___ Selected excerpt ___
Therefore, technology leaders need to be empowered and avoid being “order takers” that only design, build and run. Technology leaders of today must be agile and aligned with operations on the goal. They should be able to identify operational blind spots and always look for a closed-loop solution which is looking at the operations, process and tools. Technology leaders also should be collaborative business partners that truly care about resolving customer issues more quickly, designing capabilities to handle higher work volumes with less effort, and improving overall efficiency and service.

Also, IT needs to design with two primary “customers” in mind: the internal customer (employee) and the external customer. To address the needs of the internal customer, be cautious when selecting devices to avoid making the wrong assumption. For example, consider if a smartphone will meet the requirements or if a tablet or hybrid device would be better. Also consider what features and functions—such as screen size, weight, processing power, ports and battery life—are needed. All of these factors contribute to the end functionality.

4. Which growing or future technology innovations in Field Service are you personally excited about?

Automation provides endless opportunities to support the field. Advanced workforce optimization, logistics, collaboration and mobile solutions enable service technicians to optimize customer engagements that will inspire customer loyalty. What I am most excited about is advanced vehicle technology, seamless software integration and remote tools (i.e., Google Glass, HelpLightning) that will let field technicians to “show” what they are seeing to inside support teams and enable collaboration to resolve issues. We also are using connectivity of our systems and solutions to link data with smart algorithms, thus predicting failures before they even occur. In Field Service, it’s also important always to build an integrated solution for activities such as work-order management, dispatch, scheduling, customer interaction, knowledge management fleet management and reporting.
___
**Required work**:
• A. In the field service passage, which two primary "customers" should IT design with in mind?
• B. Carry on the field service passage past its final sentence.
The records are taken from a source unrelated to the field service passage.
___ Supplied records ___
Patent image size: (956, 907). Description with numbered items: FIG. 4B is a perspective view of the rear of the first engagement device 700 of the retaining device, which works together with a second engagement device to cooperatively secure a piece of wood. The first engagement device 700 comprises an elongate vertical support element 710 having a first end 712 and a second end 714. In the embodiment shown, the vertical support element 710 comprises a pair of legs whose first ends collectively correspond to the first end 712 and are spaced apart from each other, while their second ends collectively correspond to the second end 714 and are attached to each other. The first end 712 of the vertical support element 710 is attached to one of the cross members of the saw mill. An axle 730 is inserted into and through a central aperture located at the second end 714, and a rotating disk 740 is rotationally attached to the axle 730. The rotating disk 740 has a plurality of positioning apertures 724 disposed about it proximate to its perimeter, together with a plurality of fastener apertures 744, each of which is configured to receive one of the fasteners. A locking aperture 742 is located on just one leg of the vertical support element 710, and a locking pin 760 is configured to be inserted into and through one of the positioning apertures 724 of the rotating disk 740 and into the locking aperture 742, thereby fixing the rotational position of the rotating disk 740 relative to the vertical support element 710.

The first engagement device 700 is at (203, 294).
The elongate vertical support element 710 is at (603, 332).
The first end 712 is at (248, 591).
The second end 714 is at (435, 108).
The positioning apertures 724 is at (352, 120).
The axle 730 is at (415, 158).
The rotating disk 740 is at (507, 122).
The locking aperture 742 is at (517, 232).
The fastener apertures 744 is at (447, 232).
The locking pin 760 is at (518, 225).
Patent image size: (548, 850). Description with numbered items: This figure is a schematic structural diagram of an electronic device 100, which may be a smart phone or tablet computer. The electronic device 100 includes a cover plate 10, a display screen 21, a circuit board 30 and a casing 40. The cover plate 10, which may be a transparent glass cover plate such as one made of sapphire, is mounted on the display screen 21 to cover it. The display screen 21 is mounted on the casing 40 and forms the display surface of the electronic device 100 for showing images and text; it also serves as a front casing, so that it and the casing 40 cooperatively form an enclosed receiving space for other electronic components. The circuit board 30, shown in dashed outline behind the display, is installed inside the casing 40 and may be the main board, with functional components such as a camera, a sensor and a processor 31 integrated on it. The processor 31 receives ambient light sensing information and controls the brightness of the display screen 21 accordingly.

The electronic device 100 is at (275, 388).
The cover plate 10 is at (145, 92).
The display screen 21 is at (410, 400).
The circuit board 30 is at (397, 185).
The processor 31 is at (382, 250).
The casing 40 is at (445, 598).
___
**Your responses**:
• A. The internal customer (employee) and the external customer.

• B.
There will always be a need for service and handling service correctly means building reasons for customers to stay and increasing sales. For companies to scale, technology can be designed to address the 3R’s: Reduce events, Remote fix and Reduce on-site time—and remote monitor and diagnostics technology is key. For example, to help reduce dispatch, we have customers call a centralized function for pre-clarification first. If we do need to dispatch, we then are able to better prepare our field technicians. And utilizing technology to quickly identify having the right people in the right place at the right time with the right tools improves efficiency. Additionally, we can conduct “Instant Replays,” where cross-functional teams along with the customer quickly review an event to identify areas of improvement.

5. We are all dealing with technology every day. How does technology drive Field Service?

When customers need field support it means something is broken, so the field workforce must optimize every customer interaction in order to change a negative into a positive. As a customer-centric organization we support a three-legged stool—employees, customers, and business. The challenges are greater than in previous years: our employees have higher demands, our customers are more sophisticated, and our competition is fiercer. In this environment, it is our people that will be the market differential and technology needs to support them. IT can be and has to be a game changer. Optimizing the entire service process from the customer incident through service delivery, root cause analysis and corrective action can be driven by technology solutions. Technology will be an enabler in how field service does their job and even what the job entails. The prevalence of connected devices opens up possibilities for proactive, even “touchless” services, as well as new commercial models quite unlike the traditional fee-for-service model.